-- Problems and tasks --
1. In the patent claims, which clustering method does claim 2 use to cluster the training data set?
2. Rewrite the patent claims from "5. The method" up to and including "to each keyword.", with "new topic" changed to "novel topic".

-- Extracted text --

2. The method for distinguishing topics of claim 1, wherein clustering the training data set includes using a Latent Dirichlet Allocation (LDA) clustering method for clustering the training data set.
3. The method for distinguishing topics of claim 2, wherein the number of topics obtained by clustering using the LDA clustering method is greater than the number of known topics.
4. The method for distinguishing topics of claim 1, wherein an amount of the marked data is significantly less than an amount of the data to be trained.
5. The method for distinguishing topics of claim 1, wherein the step of distinguishing, based on the marked data, whether a topic obtained by clustering is a known topic or a new topic comprises:
in response to determining that all marked data of a known topic appears in a topic, determining that the topic is a known topic; and
in response to determining that no marked data of any known topic appears in a topic, determining that the topic is a new topic.
6. The method for distinguishing topics of claim 5, wherein clustering the training data set to obtain topics to which training data belongs further comprises:
obtaining, by clustering, keywords of each topic obtained by clustering and a probability corresponding to each keyword.

-- Dataset content --
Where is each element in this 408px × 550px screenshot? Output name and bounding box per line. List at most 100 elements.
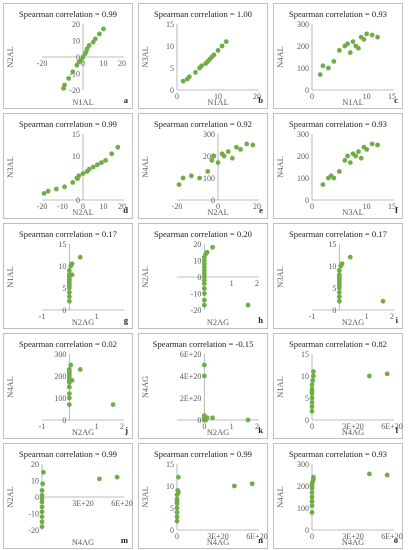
x-tick-label: -20 xyxy=(37,59,48,68)
x-tick-label: -10 xyxy=(57,202,68,211)
data-point xyxy=(309,386,315,392)
data-point xyxy=(356,149,361,154)
data-point xyxy=(39,492,45,498)
y-axis-label: N4AG xyxy=(141,376,150,398)
data-point xyxy=(40,469,46,475)
data-point xyxy=(176,182,182,187)
data-point xyxy=(331,59,337,64)
data-point xyxy=(174,496,180,502)
x-tick-label: 0 xyxy=(310,92,314,101)
data-point xyxy=(199,63,204,69)
panel-letter: i xyxy=(395,315,398,325)
y-tick-label: 100 xyxy=(297,64,309,73)
panel-letter: a xyxy=(123,95,128,105)
y-tick-label: 5 xyxy=(62,284,66,293)
y-tick-label: 15 xyxy=(58,240,66,249)
data-point xyxy=(201,362,207,368)
panel-j: -1 1 2 0 100 200 300 N2AG N4AL Spearman correlati… xyxy=(3,333,133,439)
y-tick-label: 0 xyxy=(197,273,201,282)
panel-letter: g xyxy=(123,315,128,325)
x-tick-label: -20 xyxy=(172,202,183,211)
y-axis-label: N4AL xyxy=(276,46,285,67)
x-tick-label: 0 xyxy=(81,202,85,211)
data-point xyxy=(367,471,372,477)
data-point xyxy=(245,417,251,423)
data-point xyxy=(336,268,342,273)
data-point xyxy=(86,43,92,48)
y-tick-label: 0 xyxy=(62,416,66,425)
data-point xyxy=(39,509,45,515)
x-tick-label: 1 xyxy=(365,312,369,321)
data-point xyxy=(232,483,237,489)
data-point xyxy=(210,415,215,421)
y-tick-label: 20 xyxy=(31,460,39,469)
panel-letter: l xyxy=(395,425,398,435)
correlation-annotation: Spearman correlation = 0.99 xyxy=(154,449,252,459)
panel-l: 0 3E+20 6E+20 0 5 10 15 N4AG N1AL Spearman correl… xyxy=(273,333,403,439)
y-axis-label: N1AL xyxy=(6,266,15,287)
data-point xyxy=(347,254,353,260)
data-point xyxy=(211,52,217,58)
y-tick-label: 300 xyxy=(297,130,309,139)
data-point xyxy=(197,175,202,181)
panel-letter: c xyxy=(394,95,398,105)
data-point xyxy=(250,142,256,148)
data-point xyxy=(201,286,207,291)
data-point xyxy=(238,147,243,152)
data-point xyxy=(210,244,215,250)
data-point xyxy=(219,43,225,49)
y-tick-label: 15 xyxy=(166,460,174,469)
data-point xyxy=(66,384,72,390)
data-point xyxy=(114,474,120,480)
data-point xyxy=(66,395,72,401)
data-point xyxy=(186,74,192,80)
y-tick-label: 15 xyxy=(328,240,336,249)
data-point xyxy=(339,261,345,267)
data-point xyxy=(336,169,342,174)
data-point xyxy=(103,158,108,163)
y-tick-label: 300 xyxy=(297,460,309,469)
panel-f: 0 10 15 0 100 200 300 N3AL N4AL Spearman correlat… xyxy=(273,113,403,219)
data-point xyxy=(336,298,342,304)
panel-letter: e xyxy=(259,205,263,215)
y-tick-label: 15 xyxy=(72,130,80,139)
data-point xyxy=(326,65,331,71)
y-tick-label: 0 xyxy=(305,526,309,535)
y-tick-label: 0 xyxy=(76,196,80,205)
data-point xyxy=(77,367,83,372)
y-axis-label: N4AL xyxy=(141,156,150,177)
y-tick-label: 200 xyxy=(297,42,309,51)
correlation-annotation: Spearman correlation = 1.00 xyxy=(154,9,252,19)
data-point xyxy=(375,142,380,148)
data-point xyxy=(39,504,45,510)
data-point xyxy=(109,151,115,157)
data-point xyxy=(201,281,207,286)
y-tick-label: 0 xyxy=(211,196,215,205)
data-point xyxy=(356,45,361,51)
data-point xyxy=(53,186,59,192)
data-point xyxy=(62,184,67,190)
x-tick-label: 6E+20 xyxy=(111,499,132,508)
data-point xyxy=(331,175,337,181)
y-tick-label: 100 xyxy=(203,174,215,183)
data-point xyxy=(310,474,316,480)
panel-letter: f xyxy=(395,205,398,215)
data-point xyxy=(174,518,180,524)
scatter-plot-m: 3E+20 6E+20 -20 -10 0 10 20 N4AG N2AL xyxy=(6,460,133,547)
panel-letter: j xyxy=(125,425,128,435)
data-point xyxy=(369,32,375,38)
data-point xyxy=(76,173,82,179)
x-axis-label: N1AL xyxy=(207,98,228,107)
y-axis-label: N3AL xyxy=(276,266,285,287)
y-tick-label: 10 xyxy=(31,476,39,485)
correlation-annotation: Spearman correlation = -0.15 xyxy=(152,339,254,349)
data-point xyxy=(380,298,386,304)
data-point xyxy=(201,271,207,277)
y-tick-label: 5 xyxy=(305,394,309,403)
data-point xyxy=(342,158,348,163)
data-point xyxy=(66,76,72,81)
data-point xyxy=(41,191,47,196)
data-point xyxy=(201,258,207,263)
data-point xyxy=(175,474,181,480)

-- Solutions --
1. It uses the Latent Dirichlet Allocation (LDA) clustering method.

2.
5. The method for distinguishing topics of claim 1, wherein the step of distinguishing, based on the marked data, whether a topic obtained by clustering is a known topic or a novel topic comprises:
in response to determining that all marked data of a known topic appears in a topic, determining that the topic is a known topic; and
in response to determining that no marked data of any known topic appears in a topic, determining that the topic is a novel topic.
6. The method for distinguishing topics of claim 5, wherein clustering the training data set to obtain topics to which training data belongs further comprises:
obtaining, by clustering, keywords of each topic obtained by clustering and a probability corresponding to each keyword.